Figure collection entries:
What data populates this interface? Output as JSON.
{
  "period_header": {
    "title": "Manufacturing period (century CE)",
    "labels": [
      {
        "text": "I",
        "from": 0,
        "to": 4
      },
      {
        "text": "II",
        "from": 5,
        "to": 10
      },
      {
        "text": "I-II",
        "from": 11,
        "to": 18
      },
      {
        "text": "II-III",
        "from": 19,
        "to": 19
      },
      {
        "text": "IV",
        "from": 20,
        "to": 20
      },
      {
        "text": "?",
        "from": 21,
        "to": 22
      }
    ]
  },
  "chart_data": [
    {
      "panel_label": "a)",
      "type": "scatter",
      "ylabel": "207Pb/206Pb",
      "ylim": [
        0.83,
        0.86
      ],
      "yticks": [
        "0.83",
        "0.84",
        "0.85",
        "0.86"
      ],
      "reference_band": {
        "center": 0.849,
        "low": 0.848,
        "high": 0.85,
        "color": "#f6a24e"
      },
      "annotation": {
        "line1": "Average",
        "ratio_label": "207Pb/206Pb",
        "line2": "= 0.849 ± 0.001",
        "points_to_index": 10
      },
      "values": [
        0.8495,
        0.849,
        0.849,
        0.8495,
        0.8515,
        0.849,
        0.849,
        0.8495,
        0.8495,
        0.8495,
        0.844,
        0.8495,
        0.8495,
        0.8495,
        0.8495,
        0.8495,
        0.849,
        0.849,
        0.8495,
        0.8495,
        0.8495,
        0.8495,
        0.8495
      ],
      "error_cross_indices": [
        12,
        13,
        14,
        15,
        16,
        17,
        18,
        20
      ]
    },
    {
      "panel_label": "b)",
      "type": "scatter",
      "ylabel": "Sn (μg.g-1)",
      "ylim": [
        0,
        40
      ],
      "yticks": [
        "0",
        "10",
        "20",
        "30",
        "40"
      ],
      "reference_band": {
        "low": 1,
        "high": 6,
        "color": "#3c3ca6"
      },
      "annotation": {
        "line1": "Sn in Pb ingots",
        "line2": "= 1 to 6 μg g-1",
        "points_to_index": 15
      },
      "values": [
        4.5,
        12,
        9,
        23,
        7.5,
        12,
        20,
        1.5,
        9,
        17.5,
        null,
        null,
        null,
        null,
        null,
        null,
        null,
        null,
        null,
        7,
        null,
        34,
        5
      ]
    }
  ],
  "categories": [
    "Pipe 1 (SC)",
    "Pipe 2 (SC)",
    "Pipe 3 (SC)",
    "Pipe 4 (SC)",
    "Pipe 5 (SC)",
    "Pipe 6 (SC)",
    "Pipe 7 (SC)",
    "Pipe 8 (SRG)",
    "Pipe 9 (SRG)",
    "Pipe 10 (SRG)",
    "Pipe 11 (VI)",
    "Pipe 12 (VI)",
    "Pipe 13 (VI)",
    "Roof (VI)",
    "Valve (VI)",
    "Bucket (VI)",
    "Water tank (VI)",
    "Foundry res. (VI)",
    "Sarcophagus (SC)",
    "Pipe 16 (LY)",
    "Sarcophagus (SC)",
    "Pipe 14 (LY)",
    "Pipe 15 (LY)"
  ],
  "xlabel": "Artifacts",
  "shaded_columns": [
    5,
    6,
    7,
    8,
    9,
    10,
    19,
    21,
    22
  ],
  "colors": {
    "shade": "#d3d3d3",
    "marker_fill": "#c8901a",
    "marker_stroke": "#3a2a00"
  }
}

* [Exercise brief] All of the entries must be quoted exactly; please include each one.

* [Exercise response]
What data populates this interface? Output as JSON.
{
  "period_header": {
    "title": "Manufacturing period (century CE)",
    "labels": [
      {
        "text": "I",
        "from": 0,
        "to": 4
      },
      {
        "text": "II",
        "from": 5,
        "to": 10
      },
      {
        "text": "I-II",
        "from": 11,
        "to": 18
      },
      {
        "text": "II-III",
        "from": 19,
        "to": 19
      },
      {
        "text": "IV",
        "from": 20,
        "to": 20
      },
      {
        "text": "?",
        "from": 21,
        "to": 22
      }
    ]
  },
  "chart_data": [
    {
      "panel_label": "a)",
      "type": "scatter",
      "ylabel": "207Pb/206Pb",
      "ylim": [
        0.83,
        0.86
      ],
      "yticks": [
        "0.83",
        "0.84",
        "0.85",
        "0.86"
      ],
      "reference_band": {
        "center": 0.849,
        "low": 0.848,
        "high": 0.85,
        "color": "#f6a24e"
      },
      "annotation": {
        "line1": "Average",
        "ratio_label": "207Pb/206Pb",
        "line2": "= 0.849 ± 0.001",
        "points_to_index": 10
      },
      "values": [
        0.8495,
        0.849,
        0.849,
        0.8495,
        0.8515,
        0.849,
        0.849,
        0.8495,
        0.8495,
        0.8495,
        0.844,
        0.8495,
        0.8495,
        0.8495,
        0.8495,
        0.8495,
        0.849,
        0.849,
        0.8495,
        0.8495,
        0.8495,
        0.8495,
        0.8495
      ],
      "error_cross_indices": [
        12,
        13,
        14,
        15,
        16,
        17,
        18,
        20
      ]
    },
    {
      "panel_label": "b)",
      "type": "scatter",
      "ylabel": "Sn (μg.g-1)",
      "ylim": [
        0,
        40
      ],
      "yticks": [
        "0",
        "10",
        "20",
        "30",
        "40"
      ],
      "reference_band": {
        "low": 1,
        "high": 6,
        "color": "#3c3ca6"
      },
      "annotation": {
        "line1": "Sn in Pb ingots",
        "line2": "= 1 to 6 μg g-1",
        "points_to_index": 15
      },
      "values": [
        4.5,
        12,
        9,
        23,
        7.5,
        12,
        20,
        1.5,
        9,
        17.5,
        null,
        null,
        null,
        null,
        null,
        null,
        null,
        null,
        null,
        7,
        null,
        34,
        5
      ]
    }
  ],
  "categories": [
    "Pipe 1 (SC)",
    "Pipe 2 (SC)",
    "Pipe 3 (SC)",
    "Pipe 4 (SC)",
    "Pipe 5 (SC)",
    "Pipe 6 (SC)",
    "Pipe 7 (SC)",
    "Pipe 8 (SRG)",
    "Pipe 9 (SRG)",
    "Pipe 10 (SRG)",
    "Pipe 11 (VI)",
    "Pipe 12 (VI)",
    "Pipe 13 (VI)",
    "Roof (VI)",
    "Valve (VI)",
    "Bucket (VI)",
    "Water tank (VI)",
    "Foundry res. (VI)",
    "Sarcophagus (SC)",
    "Pipe 16 (LY)",
    "Sarcophagus (SC)",
    "Pipe 14 (LY)",
    "Pipe 15 (LY)"
  ],
  "xlabel": "Artifacts",
  "shaded_columns": [
    5,
    6,
    7,
    8,
    9,
    10,
    19,
    21,
    22
  ],
  "colors": {
    "shade": "#d3d3d3",
    "marker_fill": "#c8901a",
    "marker_stroke": "#3a2a00"
  }
}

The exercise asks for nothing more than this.